◆ Objective ◆
Retype the material below. Keep every word exactly as it is.

** START OF Records **

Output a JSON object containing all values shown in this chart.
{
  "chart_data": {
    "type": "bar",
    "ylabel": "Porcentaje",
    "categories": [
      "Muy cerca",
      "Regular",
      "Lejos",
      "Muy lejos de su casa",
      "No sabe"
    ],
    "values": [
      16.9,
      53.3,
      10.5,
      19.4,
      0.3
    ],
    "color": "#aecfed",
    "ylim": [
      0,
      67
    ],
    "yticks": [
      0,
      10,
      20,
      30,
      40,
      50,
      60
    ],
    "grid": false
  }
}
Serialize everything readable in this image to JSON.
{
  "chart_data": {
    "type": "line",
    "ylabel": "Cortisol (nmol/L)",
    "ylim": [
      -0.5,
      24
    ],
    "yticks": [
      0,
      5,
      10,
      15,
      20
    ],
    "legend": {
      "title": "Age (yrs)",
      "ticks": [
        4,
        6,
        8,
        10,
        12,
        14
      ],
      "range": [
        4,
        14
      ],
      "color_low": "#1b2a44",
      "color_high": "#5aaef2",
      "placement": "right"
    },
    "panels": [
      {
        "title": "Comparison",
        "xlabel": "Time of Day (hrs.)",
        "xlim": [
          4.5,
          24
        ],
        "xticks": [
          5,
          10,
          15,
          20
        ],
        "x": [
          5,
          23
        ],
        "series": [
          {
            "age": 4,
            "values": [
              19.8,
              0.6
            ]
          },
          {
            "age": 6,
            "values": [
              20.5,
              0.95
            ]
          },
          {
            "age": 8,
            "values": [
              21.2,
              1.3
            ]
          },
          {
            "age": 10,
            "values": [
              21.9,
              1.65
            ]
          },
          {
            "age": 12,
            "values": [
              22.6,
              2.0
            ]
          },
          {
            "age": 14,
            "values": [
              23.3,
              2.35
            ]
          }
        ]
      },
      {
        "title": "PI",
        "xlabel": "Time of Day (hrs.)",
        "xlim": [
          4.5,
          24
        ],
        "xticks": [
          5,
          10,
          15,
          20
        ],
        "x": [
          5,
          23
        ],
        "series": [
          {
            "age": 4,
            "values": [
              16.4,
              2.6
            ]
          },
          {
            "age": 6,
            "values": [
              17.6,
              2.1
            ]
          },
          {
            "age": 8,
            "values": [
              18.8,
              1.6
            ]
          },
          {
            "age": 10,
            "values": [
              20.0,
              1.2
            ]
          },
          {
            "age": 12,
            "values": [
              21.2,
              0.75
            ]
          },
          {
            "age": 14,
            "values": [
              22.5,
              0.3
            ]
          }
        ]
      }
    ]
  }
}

** END OF Records **

◆ Task response ◆
Output a JSON object containing all values shown in this chart.
{
  "chart_data": {
    "type": "bar",
    "ylabel": "Porcentaje",
    "categories": [
      "Muy cerca",
      "Regular",
      "Lejos",
      "Muy lejos de su casa",
      "No sabe"
    ],
    "values": [
      16.9,
      53.3,
      10.5,
      19.4,
      0.3
    ],
    "color": "#aecfed",
    "ylim": [
      0,
      67
    ],
    "yticks": [
      0,
      10,
      20,
      30,
      40,
      50,
      60
    ],
    "grid": false
  }
}
Serialize everything readable in this image to JSON.
{
  "chart_data": {
    "type": "line",
    "ylabel": "Cortisol (nmol/L)",
    "ylim": [
      -0.5,
      24
    ],
    "yticks": [
      0,
      5,
      10,
      15,
      20
    ],
    "legend": {
      "title": "Age (yrs)",
      "ticks": [
        4,
        6,
        8,
        10,
        12,
        14
      ],
      "range": [
        4,
        14
      ],
      "color_low": "#1b2a44",
      "color_high": "#5aaef2",
      "placement": "right"
    },
    "panels": [
      {
        "title": "Comparison",
        "xlabel": "Time of Day (hrs.)",
        "xlim": [
          4.5,
          24
        ],
        "xticks": [
          5,
          10,
          15,
          20
        ],
        "x": [
          5,
          23
        ],
        "series": [
          {
            "age": 4,
            "values": [
              19.8,
              0.6
            ]
          },
          {
            "age": 6,
            "values": [
              20.5,
              0.95
            ]
          },
          {
            "age": 8,
            "values": [
              21.2,
              1.3
            ]
          },
          {
            "age": 10,
            "values": [
              21.9,
              1.65
            ]
          },
          {
            "age": 12,
            "values": [
              22.6,
              2.0
            ]
          },
          {
            "age": 14,
            "values": [
              23.3,
              2.35
            ]
          }
        ]
      },
      {
        "title": "PI",
        "xlabel": "Time of Day (hrs.)",
        "xlim": [
          4.5,
          24
        ],
        "xticks": [
          5,
          10,
          15,
          20
        ],
        "x": [
          5,
          23
        ],
        "series": [
          {
            "age": 4,
            "values": [
              16.4,
              2.6
            ]
          },
          {
            "age": 6,
            "values": [
              17.6,
              2.1
            ]
          },
          {
            "age": 8,
            "values": [
              18.8,
              1.6
            ]
          },
          {
            "age": 10,
            "values": [
              20.0,
              1.2
            ]
          },
          {
            "age": 12,
            "values": [
              21.2,
              0.75
            ]
          },
          {
            "age": 14,
            "values": [
              22.5,
              0.3
            ]
          }
        ]
      }
    ]
  }
}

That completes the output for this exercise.